* _Problem to work on_: Read the material below. Count the lines containing "Candidates" and give that count alone.

* _Supplied records_:
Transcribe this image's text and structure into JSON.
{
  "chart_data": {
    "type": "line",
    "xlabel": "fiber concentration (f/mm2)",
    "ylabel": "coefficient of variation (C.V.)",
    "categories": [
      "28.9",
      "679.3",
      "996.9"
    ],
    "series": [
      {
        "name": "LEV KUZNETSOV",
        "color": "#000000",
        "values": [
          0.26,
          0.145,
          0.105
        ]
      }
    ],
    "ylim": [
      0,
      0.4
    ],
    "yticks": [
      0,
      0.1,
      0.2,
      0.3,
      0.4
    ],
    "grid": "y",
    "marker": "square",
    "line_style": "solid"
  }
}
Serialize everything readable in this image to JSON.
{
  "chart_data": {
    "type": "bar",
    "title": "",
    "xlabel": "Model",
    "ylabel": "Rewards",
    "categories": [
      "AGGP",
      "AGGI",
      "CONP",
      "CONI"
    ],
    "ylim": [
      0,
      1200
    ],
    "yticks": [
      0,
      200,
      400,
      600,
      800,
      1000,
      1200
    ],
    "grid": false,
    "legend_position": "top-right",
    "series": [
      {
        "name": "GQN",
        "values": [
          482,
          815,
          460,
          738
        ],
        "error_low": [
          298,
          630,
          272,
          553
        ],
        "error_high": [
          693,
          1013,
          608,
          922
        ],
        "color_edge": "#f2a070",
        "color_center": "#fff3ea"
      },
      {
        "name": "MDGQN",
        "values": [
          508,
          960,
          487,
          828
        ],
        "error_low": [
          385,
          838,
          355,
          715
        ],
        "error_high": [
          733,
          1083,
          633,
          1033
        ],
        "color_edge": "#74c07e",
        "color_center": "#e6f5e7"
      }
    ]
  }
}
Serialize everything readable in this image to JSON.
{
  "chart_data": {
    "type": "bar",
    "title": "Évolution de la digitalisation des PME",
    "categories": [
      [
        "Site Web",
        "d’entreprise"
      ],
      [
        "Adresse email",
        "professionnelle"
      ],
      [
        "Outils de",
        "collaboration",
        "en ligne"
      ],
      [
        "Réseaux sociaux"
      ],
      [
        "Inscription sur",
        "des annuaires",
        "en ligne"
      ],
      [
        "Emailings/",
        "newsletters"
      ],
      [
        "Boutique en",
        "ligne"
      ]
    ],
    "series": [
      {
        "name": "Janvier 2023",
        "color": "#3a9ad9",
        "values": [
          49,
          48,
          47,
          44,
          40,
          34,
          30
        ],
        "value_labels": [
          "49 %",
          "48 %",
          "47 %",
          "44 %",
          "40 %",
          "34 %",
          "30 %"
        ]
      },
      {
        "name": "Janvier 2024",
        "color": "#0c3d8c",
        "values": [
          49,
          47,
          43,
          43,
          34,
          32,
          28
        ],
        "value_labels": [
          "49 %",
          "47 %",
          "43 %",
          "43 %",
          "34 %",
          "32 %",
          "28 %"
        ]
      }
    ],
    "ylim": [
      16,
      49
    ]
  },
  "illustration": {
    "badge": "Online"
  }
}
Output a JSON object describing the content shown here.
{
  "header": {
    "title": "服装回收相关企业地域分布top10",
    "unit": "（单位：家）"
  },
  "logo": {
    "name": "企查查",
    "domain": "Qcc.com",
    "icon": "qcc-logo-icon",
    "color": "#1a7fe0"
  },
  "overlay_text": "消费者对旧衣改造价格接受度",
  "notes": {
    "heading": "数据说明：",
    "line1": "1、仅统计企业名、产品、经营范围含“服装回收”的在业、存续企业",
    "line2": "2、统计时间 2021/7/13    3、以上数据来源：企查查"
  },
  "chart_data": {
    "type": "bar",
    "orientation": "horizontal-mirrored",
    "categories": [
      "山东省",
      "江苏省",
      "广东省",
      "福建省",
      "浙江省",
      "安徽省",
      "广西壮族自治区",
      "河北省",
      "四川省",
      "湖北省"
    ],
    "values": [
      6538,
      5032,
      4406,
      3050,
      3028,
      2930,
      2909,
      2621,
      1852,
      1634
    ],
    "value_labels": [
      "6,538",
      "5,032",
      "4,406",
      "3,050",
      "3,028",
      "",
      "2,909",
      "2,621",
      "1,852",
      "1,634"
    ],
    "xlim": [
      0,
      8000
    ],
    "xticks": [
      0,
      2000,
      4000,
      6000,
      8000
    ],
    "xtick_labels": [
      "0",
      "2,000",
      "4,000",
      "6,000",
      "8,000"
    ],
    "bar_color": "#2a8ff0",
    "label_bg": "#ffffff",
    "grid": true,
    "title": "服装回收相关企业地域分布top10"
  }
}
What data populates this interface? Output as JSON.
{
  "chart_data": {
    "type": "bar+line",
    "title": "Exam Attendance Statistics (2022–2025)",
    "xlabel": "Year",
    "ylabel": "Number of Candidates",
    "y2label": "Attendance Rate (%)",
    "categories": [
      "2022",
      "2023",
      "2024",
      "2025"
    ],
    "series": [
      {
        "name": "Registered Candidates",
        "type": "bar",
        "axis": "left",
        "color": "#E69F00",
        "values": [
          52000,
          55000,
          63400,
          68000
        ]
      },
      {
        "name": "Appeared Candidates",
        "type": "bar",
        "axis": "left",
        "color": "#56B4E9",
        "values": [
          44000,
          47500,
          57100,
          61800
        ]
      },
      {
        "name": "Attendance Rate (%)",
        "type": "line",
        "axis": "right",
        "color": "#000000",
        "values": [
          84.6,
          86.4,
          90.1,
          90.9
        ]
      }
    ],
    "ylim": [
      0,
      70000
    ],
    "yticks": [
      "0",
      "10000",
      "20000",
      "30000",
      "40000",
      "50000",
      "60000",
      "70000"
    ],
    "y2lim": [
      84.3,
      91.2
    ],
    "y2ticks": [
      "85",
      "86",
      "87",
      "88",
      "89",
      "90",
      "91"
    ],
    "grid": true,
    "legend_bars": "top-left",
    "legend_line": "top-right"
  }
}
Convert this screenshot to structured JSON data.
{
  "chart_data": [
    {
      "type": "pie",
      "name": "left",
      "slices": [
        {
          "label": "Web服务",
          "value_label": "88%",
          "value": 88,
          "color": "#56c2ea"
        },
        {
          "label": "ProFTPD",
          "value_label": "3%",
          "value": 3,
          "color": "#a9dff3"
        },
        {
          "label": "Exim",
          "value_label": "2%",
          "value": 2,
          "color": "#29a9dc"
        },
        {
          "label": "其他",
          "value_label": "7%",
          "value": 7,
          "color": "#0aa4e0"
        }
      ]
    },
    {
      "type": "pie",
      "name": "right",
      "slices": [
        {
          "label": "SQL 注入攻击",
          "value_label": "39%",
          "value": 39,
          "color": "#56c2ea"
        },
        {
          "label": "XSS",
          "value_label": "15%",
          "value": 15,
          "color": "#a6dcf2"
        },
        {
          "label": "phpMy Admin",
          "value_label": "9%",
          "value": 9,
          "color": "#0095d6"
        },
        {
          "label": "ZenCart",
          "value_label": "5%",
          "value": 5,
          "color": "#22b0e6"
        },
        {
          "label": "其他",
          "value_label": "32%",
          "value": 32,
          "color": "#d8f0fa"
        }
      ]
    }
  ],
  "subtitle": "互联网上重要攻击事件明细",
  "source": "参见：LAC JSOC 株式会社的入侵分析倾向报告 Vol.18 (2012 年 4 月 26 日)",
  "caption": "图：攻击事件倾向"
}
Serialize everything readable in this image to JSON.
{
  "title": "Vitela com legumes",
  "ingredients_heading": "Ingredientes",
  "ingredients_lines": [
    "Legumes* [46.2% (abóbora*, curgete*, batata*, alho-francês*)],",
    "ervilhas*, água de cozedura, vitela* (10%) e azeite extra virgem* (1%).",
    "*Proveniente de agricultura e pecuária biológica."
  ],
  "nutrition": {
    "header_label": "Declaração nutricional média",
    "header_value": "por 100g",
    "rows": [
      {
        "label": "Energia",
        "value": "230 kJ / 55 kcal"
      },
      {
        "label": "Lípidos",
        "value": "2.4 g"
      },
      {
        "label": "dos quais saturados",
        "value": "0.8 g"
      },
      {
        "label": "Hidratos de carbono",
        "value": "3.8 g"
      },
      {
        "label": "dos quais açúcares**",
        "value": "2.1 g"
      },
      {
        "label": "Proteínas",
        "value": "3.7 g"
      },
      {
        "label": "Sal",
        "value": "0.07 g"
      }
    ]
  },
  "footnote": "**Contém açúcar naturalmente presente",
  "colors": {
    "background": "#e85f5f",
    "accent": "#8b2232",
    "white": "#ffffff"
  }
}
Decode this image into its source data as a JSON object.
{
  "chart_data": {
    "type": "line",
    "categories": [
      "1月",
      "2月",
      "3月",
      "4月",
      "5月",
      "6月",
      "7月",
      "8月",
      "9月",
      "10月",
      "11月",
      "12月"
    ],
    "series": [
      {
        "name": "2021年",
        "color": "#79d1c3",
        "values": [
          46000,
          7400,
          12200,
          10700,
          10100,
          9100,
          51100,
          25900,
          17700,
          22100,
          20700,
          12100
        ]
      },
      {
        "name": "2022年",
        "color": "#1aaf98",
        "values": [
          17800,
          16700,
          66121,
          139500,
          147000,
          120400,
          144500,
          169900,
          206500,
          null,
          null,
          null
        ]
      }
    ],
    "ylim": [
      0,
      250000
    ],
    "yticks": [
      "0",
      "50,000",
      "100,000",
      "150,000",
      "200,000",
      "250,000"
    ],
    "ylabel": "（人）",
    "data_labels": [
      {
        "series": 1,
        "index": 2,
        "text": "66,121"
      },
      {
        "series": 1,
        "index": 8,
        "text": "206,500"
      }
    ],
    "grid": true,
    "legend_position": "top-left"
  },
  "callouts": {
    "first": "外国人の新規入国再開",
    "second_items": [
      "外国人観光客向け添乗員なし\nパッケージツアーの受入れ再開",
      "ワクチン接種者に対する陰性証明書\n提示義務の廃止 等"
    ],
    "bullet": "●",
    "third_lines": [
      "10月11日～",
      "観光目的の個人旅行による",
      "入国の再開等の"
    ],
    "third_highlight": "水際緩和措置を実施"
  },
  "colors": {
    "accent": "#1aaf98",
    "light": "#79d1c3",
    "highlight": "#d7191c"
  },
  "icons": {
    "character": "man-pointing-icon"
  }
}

* _Complete answer_: 3